■ Material to process
'''

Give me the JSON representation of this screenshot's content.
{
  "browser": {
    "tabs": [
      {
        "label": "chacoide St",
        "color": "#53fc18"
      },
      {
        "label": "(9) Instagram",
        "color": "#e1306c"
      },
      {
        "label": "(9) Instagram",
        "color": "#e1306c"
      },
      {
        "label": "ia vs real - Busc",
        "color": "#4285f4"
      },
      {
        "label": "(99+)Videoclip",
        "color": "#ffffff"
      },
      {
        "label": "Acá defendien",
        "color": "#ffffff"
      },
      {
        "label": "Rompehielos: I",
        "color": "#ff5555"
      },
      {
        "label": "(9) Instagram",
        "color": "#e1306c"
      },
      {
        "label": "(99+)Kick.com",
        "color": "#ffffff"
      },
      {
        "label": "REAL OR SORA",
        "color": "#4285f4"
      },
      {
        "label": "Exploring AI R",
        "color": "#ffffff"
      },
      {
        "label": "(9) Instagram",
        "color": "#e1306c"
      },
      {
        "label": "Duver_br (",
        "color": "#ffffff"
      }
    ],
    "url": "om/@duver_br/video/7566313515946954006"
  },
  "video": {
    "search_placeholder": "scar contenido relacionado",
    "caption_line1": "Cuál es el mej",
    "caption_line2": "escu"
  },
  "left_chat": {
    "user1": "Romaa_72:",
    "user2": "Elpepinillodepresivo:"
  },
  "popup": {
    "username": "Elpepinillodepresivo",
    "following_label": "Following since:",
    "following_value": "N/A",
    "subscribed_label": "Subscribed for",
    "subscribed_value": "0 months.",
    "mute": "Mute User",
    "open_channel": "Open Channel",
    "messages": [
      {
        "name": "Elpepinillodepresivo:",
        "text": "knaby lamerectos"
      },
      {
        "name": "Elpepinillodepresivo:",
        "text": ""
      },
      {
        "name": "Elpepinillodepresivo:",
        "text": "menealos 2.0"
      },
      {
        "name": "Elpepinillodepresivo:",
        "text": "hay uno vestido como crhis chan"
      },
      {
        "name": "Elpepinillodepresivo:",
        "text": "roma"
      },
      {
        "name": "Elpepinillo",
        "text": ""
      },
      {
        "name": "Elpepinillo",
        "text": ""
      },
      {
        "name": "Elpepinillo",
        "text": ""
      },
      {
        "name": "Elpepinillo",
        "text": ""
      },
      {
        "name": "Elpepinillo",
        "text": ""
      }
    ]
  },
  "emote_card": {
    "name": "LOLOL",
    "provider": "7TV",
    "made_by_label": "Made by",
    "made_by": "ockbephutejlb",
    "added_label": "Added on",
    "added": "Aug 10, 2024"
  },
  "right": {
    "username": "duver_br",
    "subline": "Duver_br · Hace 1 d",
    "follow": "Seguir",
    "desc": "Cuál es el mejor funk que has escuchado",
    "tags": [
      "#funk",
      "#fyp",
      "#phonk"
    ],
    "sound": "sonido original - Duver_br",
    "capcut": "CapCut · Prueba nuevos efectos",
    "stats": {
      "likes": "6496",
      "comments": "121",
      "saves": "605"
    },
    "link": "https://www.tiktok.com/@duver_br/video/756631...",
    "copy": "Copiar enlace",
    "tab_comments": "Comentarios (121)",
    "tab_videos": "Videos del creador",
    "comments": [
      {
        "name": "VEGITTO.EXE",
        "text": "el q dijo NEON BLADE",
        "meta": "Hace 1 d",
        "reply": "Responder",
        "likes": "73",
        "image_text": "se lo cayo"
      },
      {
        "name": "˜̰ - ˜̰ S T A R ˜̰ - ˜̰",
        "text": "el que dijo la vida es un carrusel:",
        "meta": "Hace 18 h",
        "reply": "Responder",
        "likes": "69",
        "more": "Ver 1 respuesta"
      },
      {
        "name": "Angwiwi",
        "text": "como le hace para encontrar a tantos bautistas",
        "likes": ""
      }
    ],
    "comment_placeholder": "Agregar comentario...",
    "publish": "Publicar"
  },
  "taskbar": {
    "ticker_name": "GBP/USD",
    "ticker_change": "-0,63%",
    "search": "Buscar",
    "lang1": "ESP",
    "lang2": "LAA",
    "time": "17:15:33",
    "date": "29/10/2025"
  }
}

'''

■ Given exercise
State how many lines of the entries above include the word "Cuál", offering no text other than the number.

■ Exercise response
2